*Collected data*:
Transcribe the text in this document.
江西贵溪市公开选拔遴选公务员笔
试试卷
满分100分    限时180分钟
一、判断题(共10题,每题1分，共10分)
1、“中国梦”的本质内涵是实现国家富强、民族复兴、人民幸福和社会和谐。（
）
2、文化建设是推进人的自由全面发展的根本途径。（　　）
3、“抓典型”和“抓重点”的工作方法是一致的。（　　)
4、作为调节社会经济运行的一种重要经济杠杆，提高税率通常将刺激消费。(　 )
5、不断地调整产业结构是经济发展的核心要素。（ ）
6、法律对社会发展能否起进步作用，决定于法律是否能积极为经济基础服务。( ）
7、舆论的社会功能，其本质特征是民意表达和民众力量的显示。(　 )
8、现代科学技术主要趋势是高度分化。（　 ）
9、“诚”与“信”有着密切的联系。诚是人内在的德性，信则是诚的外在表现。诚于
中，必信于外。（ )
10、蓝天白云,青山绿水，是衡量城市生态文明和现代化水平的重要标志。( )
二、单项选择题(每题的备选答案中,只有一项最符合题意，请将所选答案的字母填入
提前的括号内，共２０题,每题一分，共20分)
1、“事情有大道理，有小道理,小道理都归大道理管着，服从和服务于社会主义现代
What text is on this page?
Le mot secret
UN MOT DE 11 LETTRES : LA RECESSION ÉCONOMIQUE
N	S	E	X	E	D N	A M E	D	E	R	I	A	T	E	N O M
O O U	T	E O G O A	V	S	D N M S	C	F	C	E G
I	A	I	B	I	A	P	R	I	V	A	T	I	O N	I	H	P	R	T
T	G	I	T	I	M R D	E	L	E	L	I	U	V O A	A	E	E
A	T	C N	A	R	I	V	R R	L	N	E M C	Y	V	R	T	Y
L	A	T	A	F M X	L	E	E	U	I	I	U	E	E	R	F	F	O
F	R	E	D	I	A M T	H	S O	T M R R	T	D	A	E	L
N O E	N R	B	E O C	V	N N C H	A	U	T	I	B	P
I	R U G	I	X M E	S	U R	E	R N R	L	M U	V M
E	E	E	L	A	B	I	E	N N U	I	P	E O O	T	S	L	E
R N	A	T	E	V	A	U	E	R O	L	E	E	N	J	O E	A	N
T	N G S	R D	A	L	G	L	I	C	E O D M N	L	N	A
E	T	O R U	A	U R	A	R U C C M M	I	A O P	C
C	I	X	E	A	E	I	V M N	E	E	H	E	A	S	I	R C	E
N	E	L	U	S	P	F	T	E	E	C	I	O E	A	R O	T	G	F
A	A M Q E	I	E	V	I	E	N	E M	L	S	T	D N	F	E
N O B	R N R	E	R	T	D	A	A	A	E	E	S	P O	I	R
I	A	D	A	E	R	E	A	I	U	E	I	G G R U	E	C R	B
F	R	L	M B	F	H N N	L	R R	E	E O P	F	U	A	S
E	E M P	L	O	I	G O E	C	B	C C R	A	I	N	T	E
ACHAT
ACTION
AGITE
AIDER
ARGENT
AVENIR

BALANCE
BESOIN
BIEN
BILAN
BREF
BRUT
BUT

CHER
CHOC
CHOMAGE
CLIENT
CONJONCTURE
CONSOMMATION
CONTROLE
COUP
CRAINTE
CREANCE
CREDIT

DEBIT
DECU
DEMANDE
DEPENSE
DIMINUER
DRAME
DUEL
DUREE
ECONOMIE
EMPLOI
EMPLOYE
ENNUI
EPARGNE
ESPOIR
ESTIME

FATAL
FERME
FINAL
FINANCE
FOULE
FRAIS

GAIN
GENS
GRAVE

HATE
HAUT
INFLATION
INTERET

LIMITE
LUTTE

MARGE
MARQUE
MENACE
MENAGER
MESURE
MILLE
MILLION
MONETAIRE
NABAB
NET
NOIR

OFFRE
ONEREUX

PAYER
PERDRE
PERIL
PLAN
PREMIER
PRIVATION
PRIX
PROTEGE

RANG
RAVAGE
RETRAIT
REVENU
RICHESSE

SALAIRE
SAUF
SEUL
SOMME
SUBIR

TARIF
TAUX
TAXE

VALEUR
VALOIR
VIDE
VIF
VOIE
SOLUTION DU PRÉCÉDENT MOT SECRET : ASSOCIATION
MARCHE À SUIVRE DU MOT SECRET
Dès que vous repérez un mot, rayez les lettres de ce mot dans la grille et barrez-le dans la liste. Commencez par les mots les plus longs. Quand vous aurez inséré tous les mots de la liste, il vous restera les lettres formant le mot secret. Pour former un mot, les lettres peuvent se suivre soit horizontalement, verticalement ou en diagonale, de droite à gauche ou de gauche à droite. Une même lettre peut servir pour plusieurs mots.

*WHAT YOU WILL DO*:
Take the entries above and copy them out exactly.

*FINISHED TASK*:
Transcribe the text in this document.
江西贵溪市公开选拔遴选公务员笔
试试卷
满分100分    限时180分钟
一、判断题(共10题,每题1分，共10分)
1、“中国梦”的本质内涵是实现国家富强、民族复兴、人民幸福和社会和谐。（
）
2、文化建设是推进人的自由全面发展的根本途径。（　　）
3、“抓典型”和“抓重点”的工作方法是一致的。（　　)
4、作为调节社会经济运行的一种重要经济杠杆，提高税率通常将刺激消费。(　 )
5、不断地调整产业结构是经济发展的核心要素。（ ）
6、法律对社会发展能否起进步作用，决定于法律是否能积极为经济基础服务。( ）
7、舆论的社会功能，其本质特征是民意表达和民众力量的显示。(　 )
8、现代科学技术主要趋势是高度分化。（　 ）
9、“诚”与“信”有着密切的联系。诚是人内在的德性，信则是诚的外在表现。诚于
中，必信于外。（ )
10、蓝天白云,青山绿水，是衡量城市生态文明和现代化水平的重要标志。( )
二、单项选择题(每题的备选答案中,只有一项最符合题意，请将所选答案的字母填入
提前的括号内，共２０题,每题一分，共20分)
1、“事情有大道理，有小道理,小道理都归大道理管着，服从和服务于社会主义现代
What text is on this page?
Le mot secret
UN MOT DE 11 LETTRES : LA RECESSION ÉCONOMIQUE
N	S	E	X	E	D N	A M E	D	E	R	I	A	T	E	N O M
O O U	T	E O G O A	V	S	D N M S	C	F	C	E G
I	A	I	B	I	A	P	R	I	V	A	T	I	O N	I	H	P	R	T
T	G	I	T	I	M R D	E	L	E	L	I	U	V O A	A	E	E
A	T	C N	A	R	I	V	R R	L	N	E M C	Y	V	R	T	Y
L	A	T	A	F M X	L	E	E	U	I	I	U	E	E	R	F	F	O
F	R	E	D	I	A M T	H	S O	T M R R	T	D	A	E	L
N O E	N R	B	E O C	V	N N C H	A	U	T	I	B	P
I	R U G	I	X M E	S	U R	E	R N R	L	M U	V M
E	E	E	L	A	B	I	E	N N U	I	P	E O O	T	S	L	E
R N	A	T	E	V	A	U	E	R O	L	E	E	N	J	O E	A	N
T	N G S	R D	A	L	G	L	I	C	E O D M N	L	N	A
E	T	O R U	A	U R	A	R U C C M M	I	A O P	C
C	I	X	E	A	E	I	V M N	E	E	H	E	A	S	I	R C	E
N	E	L	U	S	P	F	T	E	E	C	I	O E	A	R O	T	G	F
A	A M Q E	I	E	V	I	E	N	E M	L	S	T	D N	F	E
N O B	R N R	E	R	T	D	A	A	A	E	E	S	P O	I	R
I	A	D	A	E	R	E	A	I	U	E	I	G G R U	E	C R	B
F	R	L	M B	F	H N N	L	R R	E	E O P	F	U	A	S
E	E M P	L	O	I	G O E	C	B	C C R	A	I	N	T	E
ACHAT
ACTION
AGITE
AIDER
ARGENT
AVENIR

BALANCE
BESOIN
BIEN
BILAN
BREF
BRUT
BUT

CHER
CHOC
CHOMAGE
CLIENT
CONJONCTURE
CONSOMMATION
CONTROLE
COUP
CRAINTE
CREANCE
CREDIT

DEBIT
DECU
DEMANDE
DEPENSE
DIMINUER
DRAME
DUEL
DUREE
ECONOMIE
EMPLOI
EMPLOYE
ENNUI
EPARGNE
ESPOIR
ESTIME

FATAL
FERME
FINAL
FINANCE
FOULE
FRAIS

GAIN
GENS
GRAVE

HATE
HAUT
INFLATION
INTERET

LIMITE
LUTTE

MARGE
MARQUE
MENACE
MENAGER
MESURE
MILLE
MILLION
MONETAIRE
NABAB
NET
NOIR

OFFRE
ONEREUX

PAYER
PERDRE
PERIL
PLAN
PREMIER
PRIVATION
PRIX
PROTEGE

RANG
RAVAGE
RETRAIT
REVENU
RICHESSE

SALAIRE
SAUF
SEUL
SOMME
SUBIR

TARIF
TAUX
TAXE

VALEUR
VALOIR
VIDE
VIF
VOIE
SOLUTION DU PRÉCÉDENT MOT SECRET : ASSOCIATION
MARCHE À SUIVRE DU MOT SECRET
Dès que vous repérez un mot, rayez les lettres de ce mot dans la grille et barrez-le dans la liste. Commencez par les mots les plus longs. Quand vous aurez inséré tous les mots de la liste, il vous restera les lettres formant le mot secret. Pour former un mot, les lettres peuvent se suivre soit horizontalement, verticalement ou en diagonale, de droite à gauche ou de gauche à droite. Une même lettre peut servir pour plusieurs mots.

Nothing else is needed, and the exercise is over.